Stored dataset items

* begin *

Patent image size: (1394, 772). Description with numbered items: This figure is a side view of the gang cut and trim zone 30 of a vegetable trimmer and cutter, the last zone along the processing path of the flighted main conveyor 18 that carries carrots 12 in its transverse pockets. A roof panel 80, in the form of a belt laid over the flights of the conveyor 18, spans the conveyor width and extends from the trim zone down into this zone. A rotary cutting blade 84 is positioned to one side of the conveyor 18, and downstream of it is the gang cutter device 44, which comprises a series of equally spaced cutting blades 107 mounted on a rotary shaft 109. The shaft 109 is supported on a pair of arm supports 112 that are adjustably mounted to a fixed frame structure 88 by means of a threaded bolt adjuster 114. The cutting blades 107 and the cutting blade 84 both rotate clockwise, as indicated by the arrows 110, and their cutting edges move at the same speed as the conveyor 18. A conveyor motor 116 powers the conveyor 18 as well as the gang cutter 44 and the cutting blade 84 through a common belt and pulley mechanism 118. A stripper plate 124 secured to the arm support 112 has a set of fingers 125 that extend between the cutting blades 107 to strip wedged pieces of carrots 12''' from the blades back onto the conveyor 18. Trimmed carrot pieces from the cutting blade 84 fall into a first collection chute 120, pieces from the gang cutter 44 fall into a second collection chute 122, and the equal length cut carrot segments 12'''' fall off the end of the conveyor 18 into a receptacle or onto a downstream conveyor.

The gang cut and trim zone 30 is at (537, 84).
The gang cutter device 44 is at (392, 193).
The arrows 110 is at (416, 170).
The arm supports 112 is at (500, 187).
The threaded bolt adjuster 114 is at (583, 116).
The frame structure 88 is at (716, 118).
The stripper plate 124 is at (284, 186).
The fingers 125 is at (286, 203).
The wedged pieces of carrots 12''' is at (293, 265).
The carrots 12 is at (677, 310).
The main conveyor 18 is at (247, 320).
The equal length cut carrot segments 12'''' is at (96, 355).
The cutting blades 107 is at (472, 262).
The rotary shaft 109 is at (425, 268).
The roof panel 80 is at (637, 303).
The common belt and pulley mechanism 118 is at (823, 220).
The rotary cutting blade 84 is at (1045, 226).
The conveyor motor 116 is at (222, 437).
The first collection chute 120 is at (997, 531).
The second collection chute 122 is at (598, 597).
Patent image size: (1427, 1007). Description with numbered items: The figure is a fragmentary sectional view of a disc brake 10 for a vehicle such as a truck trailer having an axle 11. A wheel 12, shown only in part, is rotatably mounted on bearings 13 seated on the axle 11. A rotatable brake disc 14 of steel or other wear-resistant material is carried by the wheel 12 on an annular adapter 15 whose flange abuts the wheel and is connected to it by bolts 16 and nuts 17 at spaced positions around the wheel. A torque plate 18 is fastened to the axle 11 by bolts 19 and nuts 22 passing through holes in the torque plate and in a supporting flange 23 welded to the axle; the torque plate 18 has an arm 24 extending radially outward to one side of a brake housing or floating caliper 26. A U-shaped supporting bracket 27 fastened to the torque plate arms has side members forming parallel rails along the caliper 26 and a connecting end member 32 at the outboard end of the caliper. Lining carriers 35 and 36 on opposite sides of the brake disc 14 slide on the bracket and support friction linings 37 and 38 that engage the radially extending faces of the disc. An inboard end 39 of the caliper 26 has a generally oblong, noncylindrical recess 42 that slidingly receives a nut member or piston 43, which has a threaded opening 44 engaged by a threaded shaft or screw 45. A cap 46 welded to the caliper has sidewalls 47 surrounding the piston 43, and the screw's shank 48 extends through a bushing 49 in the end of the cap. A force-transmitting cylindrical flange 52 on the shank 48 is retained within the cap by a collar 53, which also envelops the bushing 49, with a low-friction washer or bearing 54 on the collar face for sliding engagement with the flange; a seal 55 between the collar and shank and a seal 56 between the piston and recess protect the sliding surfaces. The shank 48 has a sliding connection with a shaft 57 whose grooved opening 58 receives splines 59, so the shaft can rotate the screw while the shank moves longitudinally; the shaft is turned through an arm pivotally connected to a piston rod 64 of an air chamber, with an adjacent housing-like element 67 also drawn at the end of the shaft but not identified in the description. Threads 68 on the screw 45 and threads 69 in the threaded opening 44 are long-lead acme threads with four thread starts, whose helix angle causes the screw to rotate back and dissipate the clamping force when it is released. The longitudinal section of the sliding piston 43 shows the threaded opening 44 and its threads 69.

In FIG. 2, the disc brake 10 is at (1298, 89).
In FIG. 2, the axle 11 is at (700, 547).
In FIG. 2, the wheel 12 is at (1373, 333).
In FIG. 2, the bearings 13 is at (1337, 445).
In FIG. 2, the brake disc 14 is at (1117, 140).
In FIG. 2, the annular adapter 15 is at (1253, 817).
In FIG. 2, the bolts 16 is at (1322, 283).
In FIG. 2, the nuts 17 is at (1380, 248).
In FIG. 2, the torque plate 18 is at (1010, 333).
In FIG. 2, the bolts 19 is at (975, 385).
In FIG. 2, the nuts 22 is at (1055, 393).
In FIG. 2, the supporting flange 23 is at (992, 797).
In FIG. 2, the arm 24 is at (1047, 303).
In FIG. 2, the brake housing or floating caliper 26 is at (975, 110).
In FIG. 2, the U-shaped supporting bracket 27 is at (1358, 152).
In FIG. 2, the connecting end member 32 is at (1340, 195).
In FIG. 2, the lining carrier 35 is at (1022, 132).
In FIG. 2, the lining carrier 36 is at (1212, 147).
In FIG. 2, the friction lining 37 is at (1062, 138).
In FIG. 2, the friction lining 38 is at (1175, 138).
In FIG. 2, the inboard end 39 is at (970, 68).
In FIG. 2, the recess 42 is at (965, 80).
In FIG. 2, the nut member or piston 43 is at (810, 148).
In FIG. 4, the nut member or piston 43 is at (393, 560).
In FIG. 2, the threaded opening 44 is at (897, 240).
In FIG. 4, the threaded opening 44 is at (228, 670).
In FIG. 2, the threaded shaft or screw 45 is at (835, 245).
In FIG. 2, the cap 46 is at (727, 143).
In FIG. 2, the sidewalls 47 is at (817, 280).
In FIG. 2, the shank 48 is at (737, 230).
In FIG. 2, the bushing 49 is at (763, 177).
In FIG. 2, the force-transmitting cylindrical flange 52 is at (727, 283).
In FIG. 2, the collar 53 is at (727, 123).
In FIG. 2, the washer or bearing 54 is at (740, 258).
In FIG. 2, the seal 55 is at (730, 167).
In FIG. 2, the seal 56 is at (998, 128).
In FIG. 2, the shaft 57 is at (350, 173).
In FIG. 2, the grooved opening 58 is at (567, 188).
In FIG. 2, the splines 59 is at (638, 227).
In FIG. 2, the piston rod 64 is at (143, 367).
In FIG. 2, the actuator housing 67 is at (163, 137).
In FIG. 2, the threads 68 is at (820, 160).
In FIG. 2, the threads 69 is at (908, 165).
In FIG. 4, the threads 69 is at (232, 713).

* end *

### EXERCISE DESCRIPTION
Rewrite the items above as a Markdown table with the columns Row and Line, covering the stretch from the start of the items through the line that contains "The arrows 110 is at (416, 170).". Number each line in Row and leave out blank lines.

### WORKED ANSWER
| Row | Line |
|---|---|
| 1 | Patent image size: (1394, 772). Description with numbered items: This figure is a side view of the gang cut and trim zone 30 of a vegetable trimmer and cutter, the last zone along the processing path of the flighted main conveyor 18 that carries carrots 12 in its transverse pockets. A roof panel 80, in the form of a belt laid over the flights of the conveyor 18, spans the conveyor width and extends from the trim zone down into this zone. A rotary cutting blade 84 is positioned to one side of the conveyor 18, and downstream of it is the gang cutter device 44, which comprises a series of equally spaced cutting blades 107 mounted on a rotary shaft 109. The shaft 109 is supported on a pair of arm supports 112 that are adjustably mounted to a fixed frame structure 88 by means of a threaded bolt adjuster 114. The cutting blades 107 and the cutting blade 84 both rotate clockwise, as indicated by the arrows 110, and their cutting edges move at the same speed as the conveyor 18. A conveyor motor 116 powers the conveyor 18 as well as the gang cutter 44 and the cutting blade 84 through a common belt and pulley mechanism 118. A stripper plate 124 secured to the arm support 112 has a set of fingers 125 that extend between the cutting blades 107 to strip wedged pieces of carrots 12''' from the blades back onto the conveyor 18. Trimmed carrot pieces from the cutting blade 84 fall into a first collection chute 120, pieces from the gang cutter 44 fall into a second collection chute 122, and the equal length cut carrot segments 12'''' fall off the end of the conveyor 18 into a receptacle or onto a downstream conveyor. |
| 2 | The gang cut and trim zone 30 is at (537, 84). |
| 3 | The gang cutter device 44 is at (392, 193). |
| 4 | The arrows 110 is at (416, 170). |